All of the material below is to be retyped exactly.

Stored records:
----

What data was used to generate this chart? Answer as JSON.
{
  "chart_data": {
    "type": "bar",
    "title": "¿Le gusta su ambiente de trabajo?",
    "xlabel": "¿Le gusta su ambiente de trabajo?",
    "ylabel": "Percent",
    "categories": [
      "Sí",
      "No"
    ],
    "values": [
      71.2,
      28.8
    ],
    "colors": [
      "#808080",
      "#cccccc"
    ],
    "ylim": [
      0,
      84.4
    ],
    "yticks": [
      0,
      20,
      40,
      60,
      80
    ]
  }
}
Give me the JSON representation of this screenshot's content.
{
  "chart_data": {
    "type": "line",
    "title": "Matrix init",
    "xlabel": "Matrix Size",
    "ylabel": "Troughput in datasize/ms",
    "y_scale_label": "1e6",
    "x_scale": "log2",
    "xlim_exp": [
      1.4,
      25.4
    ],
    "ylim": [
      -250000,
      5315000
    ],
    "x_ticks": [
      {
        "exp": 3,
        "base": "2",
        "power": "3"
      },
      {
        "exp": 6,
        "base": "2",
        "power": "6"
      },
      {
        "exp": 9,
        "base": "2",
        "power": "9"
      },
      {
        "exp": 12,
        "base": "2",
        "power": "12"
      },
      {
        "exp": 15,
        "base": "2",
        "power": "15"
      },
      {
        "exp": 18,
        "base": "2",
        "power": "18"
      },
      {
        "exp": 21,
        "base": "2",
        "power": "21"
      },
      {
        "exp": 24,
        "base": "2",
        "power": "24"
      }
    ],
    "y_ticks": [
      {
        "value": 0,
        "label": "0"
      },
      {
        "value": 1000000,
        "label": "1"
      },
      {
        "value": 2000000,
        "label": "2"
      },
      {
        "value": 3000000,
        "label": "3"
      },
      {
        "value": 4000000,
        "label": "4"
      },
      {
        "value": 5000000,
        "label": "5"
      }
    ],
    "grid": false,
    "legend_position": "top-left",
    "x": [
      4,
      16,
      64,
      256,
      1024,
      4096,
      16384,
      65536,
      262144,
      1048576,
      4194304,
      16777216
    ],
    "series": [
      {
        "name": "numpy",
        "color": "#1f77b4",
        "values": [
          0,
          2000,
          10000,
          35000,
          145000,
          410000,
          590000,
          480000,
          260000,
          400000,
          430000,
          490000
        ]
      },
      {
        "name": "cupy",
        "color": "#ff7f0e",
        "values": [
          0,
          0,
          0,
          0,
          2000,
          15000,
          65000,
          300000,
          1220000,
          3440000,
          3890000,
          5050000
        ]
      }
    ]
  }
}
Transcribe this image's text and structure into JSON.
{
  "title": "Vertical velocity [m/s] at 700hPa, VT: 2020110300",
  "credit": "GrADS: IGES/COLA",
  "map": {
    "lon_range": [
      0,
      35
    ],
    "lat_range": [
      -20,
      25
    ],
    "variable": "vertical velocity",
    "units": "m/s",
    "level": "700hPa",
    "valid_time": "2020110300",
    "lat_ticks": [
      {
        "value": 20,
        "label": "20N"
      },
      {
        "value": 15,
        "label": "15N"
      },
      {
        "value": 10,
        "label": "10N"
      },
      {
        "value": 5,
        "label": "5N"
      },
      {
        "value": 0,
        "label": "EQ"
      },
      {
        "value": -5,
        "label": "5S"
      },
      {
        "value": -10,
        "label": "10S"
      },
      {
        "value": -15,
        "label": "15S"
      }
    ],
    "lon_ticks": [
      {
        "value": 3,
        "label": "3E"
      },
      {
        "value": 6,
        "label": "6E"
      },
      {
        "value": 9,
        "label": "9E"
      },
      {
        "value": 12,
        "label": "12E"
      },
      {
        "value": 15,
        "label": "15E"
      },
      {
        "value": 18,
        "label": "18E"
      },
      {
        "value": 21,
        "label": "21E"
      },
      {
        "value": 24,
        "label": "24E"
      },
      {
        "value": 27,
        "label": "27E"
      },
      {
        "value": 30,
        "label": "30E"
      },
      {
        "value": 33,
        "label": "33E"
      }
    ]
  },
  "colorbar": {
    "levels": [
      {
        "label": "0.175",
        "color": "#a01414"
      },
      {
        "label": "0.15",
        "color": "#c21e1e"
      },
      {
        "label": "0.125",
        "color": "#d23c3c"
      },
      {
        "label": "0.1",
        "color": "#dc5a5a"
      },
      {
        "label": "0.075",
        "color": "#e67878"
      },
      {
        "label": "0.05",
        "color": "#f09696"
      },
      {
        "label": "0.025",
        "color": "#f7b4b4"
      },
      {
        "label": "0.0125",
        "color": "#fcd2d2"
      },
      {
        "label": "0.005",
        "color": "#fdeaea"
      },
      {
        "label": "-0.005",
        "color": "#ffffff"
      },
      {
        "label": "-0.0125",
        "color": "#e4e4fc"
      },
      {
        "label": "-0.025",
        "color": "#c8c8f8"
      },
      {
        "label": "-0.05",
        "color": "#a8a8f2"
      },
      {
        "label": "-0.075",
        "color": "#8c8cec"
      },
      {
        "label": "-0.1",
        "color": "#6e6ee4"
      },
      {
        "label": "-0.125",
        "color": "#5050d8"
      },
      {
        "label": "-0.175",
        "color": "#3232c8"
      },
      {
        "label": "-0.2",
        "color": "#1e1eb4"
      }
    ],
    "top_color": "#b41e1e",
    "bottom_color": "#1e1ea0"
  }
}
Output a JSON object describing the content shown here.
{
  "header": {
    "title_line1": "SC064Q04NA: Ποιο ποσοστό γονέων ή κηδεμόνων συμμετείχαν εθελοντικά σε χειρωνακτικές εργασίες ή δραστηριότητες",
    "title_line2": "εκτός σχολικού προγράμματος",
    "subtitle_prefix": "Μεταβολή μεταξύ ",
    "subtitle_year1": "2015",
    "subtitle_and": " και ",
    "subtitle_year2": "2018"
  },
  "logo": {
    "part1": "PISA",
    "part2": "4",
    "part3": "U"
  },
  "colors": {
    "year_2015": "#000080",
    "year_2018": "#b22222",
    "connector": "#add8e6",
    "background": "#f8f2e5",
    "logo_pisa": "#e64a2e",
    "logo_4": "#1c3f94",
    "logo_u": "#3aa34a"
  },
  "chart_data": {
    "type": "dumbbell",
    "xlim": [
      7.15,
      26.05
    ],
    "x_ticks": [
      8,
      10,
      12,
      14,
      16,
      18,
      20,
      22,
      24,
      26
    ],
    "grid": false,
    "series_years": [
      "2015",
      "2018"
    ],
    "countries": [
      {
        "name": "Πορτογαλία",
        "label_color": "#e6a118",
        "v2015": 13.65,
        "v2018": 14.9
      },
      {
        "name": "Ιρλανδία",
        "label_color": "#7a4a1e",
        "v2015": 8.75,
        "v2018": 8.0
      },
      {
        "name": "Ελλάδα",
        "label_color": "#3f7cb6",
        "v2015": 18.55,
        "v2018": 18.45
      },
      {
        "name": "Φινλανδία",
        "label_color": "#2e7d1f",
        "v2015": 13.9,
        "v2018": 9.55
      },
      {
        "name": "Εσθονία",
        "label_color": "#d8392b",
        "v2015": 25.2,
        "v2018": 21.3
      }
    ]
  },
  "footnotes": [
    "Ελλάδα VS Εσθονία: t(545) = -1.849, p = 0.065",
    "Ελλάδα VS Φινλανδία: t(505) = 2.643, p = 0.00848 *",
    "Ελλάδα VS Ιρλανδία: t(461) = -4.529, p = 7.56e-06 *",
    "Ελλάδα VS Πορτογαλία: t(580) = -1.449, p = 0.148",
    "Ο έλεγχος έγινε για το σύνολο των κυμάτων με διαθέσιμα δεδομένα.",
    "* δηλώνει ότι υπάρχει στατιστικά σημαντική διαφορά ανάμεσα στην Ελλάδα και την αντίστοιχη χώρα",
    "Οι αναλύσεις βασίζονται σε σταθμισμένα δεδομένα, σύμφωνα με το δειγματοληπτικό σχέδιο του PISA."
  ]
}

----

■ **REPLY TO THE TASK**
What data was used to generate this chart? Answer as JSON.
{
  "chart_data": {
    "type": "bar",
    "title": "¿Le gusta su ambiente de trabajo?",
    "xlabel": "¿Le gusta su ambiente de trabajo?",
    "ylabel": "Percent",
    "categories": [
      "Sí",
      "No"
    ],
    "values": [
      71.2,
      28.8
    ],
    "colors": [
      "#808080",
      "#cccccc"
    ],
    "ylim": [
      0,
      84.4
    ],
    "yticks": [
      0,
      20,
      40,
      60,
      80
    ]
  }
}
Give me the JSON representation of this screenshot's content.
{
  "chart_data": {
    "type": "line",
    "title": "Matrix init",
    "xlabel": "Matrix Size",
    "ylabel": "Troughput in datasize/ms",
    "y_scale_label": "1e6",
    "x_scale": "log2",
    "xlim_exp": [
      1.4,
      25.4
    ],
    "ylim": [
      -250000,
      5315000
    ],
    "x_ticks": [
      {
        "exp": 3,
        "base": "2",
        "power": "3"
      },
      {
        "exp": 6,
        "base": "2",
        "power": "6"
      },
      {
        "exp": 9,
        "base": "2",
        "power": "9"
      },
      {
        "exp": 12,
        "base": "2",
        "power": "12"
      },
      {
        "exp": 15,
        "base": "2",
        "power": "15"
      },
      {
        "exp": 18,
        "base": "2",
        "power": "18"
      },
      {
        "exp": 21,
        "base": "2",
        "power": "21"
      },
      {
        "exp": 24,
        "base": "2",
        "power": "24"
      }
    ],
    "y_ticks": [
      {
        "value": 0,
        "label": "0"
      },
      {
        "value": 1000000,
        "label": "1"
      },
      {
        "value": 2000000,
        "label": "2"
      },
      {
        "value": 3000000,
        "label": "3"
      },
      {
        "value": 4000000,
        "label": "4"
      },
      {
        "value": 5000000,
        "label": "5"
      }
    ],
    "grid": false,
    "legend_position": "top-left",
    "x": [
      4,
      16,
      64,
      256,
      1024,
      4096,
      16384,
      65536,
      262144,
      1048576,
      4194304,
      16777216
    ],
    "series": [
      {
        "name": "numpy",
        "color": "#1f77b4",
        "values": [
          0,
          2000,
          10000,
          35000,
          145000,
          410000,
          590000,
          480000,
          260000,
          400000,
          430000,
          490000
        ]
      },
      {
        "name": "cupy",
        "color": "#ff7f0e",
        "values": [
          0,
          0,
          0,
          0,
          2000,
          15000,
          65000,
          300000,
          1220000,
          3440000,
          3890000,
          5050000
        ]
      }
    ]
  }
}
Transcribe this image's text and structure into JSON.
{
  "title": "Vertical velocity [m/s] at 700hPa, VT: 2020110300",
  "credit": "GrADS: IGES/COLA",
  "map": {
    "lon_range": [
      0,
      35
    ],
    "lat_range": [
      -20,
      25
    ],
    "variable": "vertical velocity",
    "units": "m/s",
    "level": "700hPa",
    "valid_time": "2020110300",
    "lat_ticks": [
      {
        "value": 20,
        "label": "20N"
      },
      {
        "value": 15,
        "label": "15N"
      },
      {
        "value": 10,
        "label": "10N"
      },
      {
        "value": 5,
        "label": "5N"
      },
      {
        "value": 0,
        "label": "EQ"
      },
      {
        "value": -5,
        "label": "5S"
      },
      {
        "value": -10,
        "label": "10S"
      },
      {
        "value": -15,
        "label": "15S"
      }
    ],
    "lon_ticks": [
      {
        "value": 3,
        "label": "3E"
      },
      {
        "value": 6,
        "label": "6E"
      },
      {
        "value": 9,
        "label": "9E"
      },
      {
        "value": 12,
        "label": "12E"
      },
      {
        "value": 15,
        "label": "15E"
      },
      {
        "value": 18,
        "label": "18E"
      },
      {
        "value": 21,
        "label": "21E"
      },
      {
        "value": 24,
        "label": "24E"
      },
      {
        "value": 27,
        "label": "27E"
      },
      {
        "value": 30,
        "label": "30E"
      },
      {
        "value": 33,
        "label": "33E"
      }
    ]
  },
  "colorbar": {
    "levels": [
      {
        "label": "0.175",
        "color": "#a01414"
      },
      {
        "label": "0.15",
        "color": "#c21e1e"
      },
      {
        "label": "0.125",
        "color": "#d23c3c"
      },
      {
        "label": "0.1",
        "color": "#dc5a5a"
      },
      {
        "label": "0.075",
        "color": "#e67878"
      },
      {
        "label": "0.05",
        "color": "#f09696"
      },
      {
        "label": "0.025",
        "color": "#f7b4b4"
      },
      {
        "label": "0.0125",
        "color": "#fcd2d2"
      },
      {
        "label": "0.005",
        "color": "#fdeaea"
      },
      {
        "label": "-0.005",
        "color": "#ffffff"
      },
      {
        "label": "-0.0125",
        "color": "#e4e4fc"
      },
      {
        "label": "-0.025",
        "color": "#c8c8f8"
      },
      {
        "label": "-0.05",
        "color": "#a8a8f2"
      },
      {
        "label": "-0.075",
        "color": "#8c8cec"
      },
      {
        "label": "-0.1",
        "color": "#6e6ee4"
      },
      {
        "label": "-0.125",
        "color": "#5050d8"
      },
      {
        "label": "-0.175",
        "color": "#3232c8"
      },
      {
        "label": "-0.2",
        "color": "#1e1eb4"
      }
    ],
    "top_color": "#b41e1e",
    "bottom_color": "#1e1ea0"
  }
}
Output a JSON object describing the content shown here.
{
  "header": {
    "title_line1": "SC064Q04NA: Ποιο ποσοστό γονέων ή κηδεμόνων συμμετείχαν εθελοντικά σε χειρωνακτικές εργασίες ή δραστηριότητες",
    "title_line2": "εκτός σχολικού προγράμματος",
    "subtitle_prefix": "Μεταβολή μεταξύ ",
    "subtitle_year1": "2015",
    "subtitle_and": " και ",
    "subtitle_year2": "2018"
  },
  "logo": {
    "part1": "PISA",
    "part2": "4",
    "part3": "U"
  },
  "colors": {
    "year_2015": "#000080",
    "year_2018": "#b22222",
    "connector": "#add8e6",
    "background": "#f8f2e5",
    "logo_pisa": "#e64a2e",
    "logo_4": "#1c3f94",
    "logo_u": "#3aa34a"
  },
  "chart_data": {
    "type": "dumbbell",
    "xlim": [
      7.15,
      26.05
    ],
    "x_ticks": [
      8,
      10,
      12,
      14,
      16,
      18,
      20,
      22,
      24,
      26
    ],
    "grid": false,
    "series_years": [
      "2015",
      "2018"
    ],
    "countries": [
      {
        "name": "Πορτογαλία",
        "label_color": "#e6a118",
        "v2015": 13.65,
        "v2018": 14.9
      },
      {
        "name": "Ιρλανδία",
        "label_color": "#7a4a1e",
        "v2015": 8.75,
        "v2018": 8.0
      },
      {
        "name": "Ελλάδα",
        "label_color": "#3f7cb6",
        "v2015": 18.55,
        "v2018": 18.45
      },
      {
        "name": "Φινλανδία",
        "label_color": "#2e7d1f",
        "v2015": 13.9,
        "v2018": 9.55
      },
      {
        "name": "Εσθονία",
        "label_color": "#d8392b",
        "v2015": 25.2,
        "v2018": 21.3
      }
    ]
  },
  "footnotes": [
    "Ελλάδα VS Εσθονία: t(545) = -1.849, p = 0.065",
    "Ελλάδα VS Φινλανδία: t(505) = 2.643, p = 0.00848 *",
    "Ελλάδα VS Ιρλανδία: t(461) = -4.529, p = 7.56e-06 *",
    "Ελλάδα VS Πορτογαλία: t(580) = -1.449, p = 0.148",
    "Ο έλεγχος έγινε για το σύνολο των κυμάτων με διαθέσιμα δεδομένα.",
    "* δηλώνει ότι υπάρχει στατιστικά σημαντική διαφορά ανάμεσα στην Ελλάδα και την αντίστοιχη χώρα",
    "Οι αναλύσεις βασίζονται σε σταθμισμένα δεδομένα, σύμφωνα με το δειγματοληπτικό σχέδιο του PISA."
  ]
}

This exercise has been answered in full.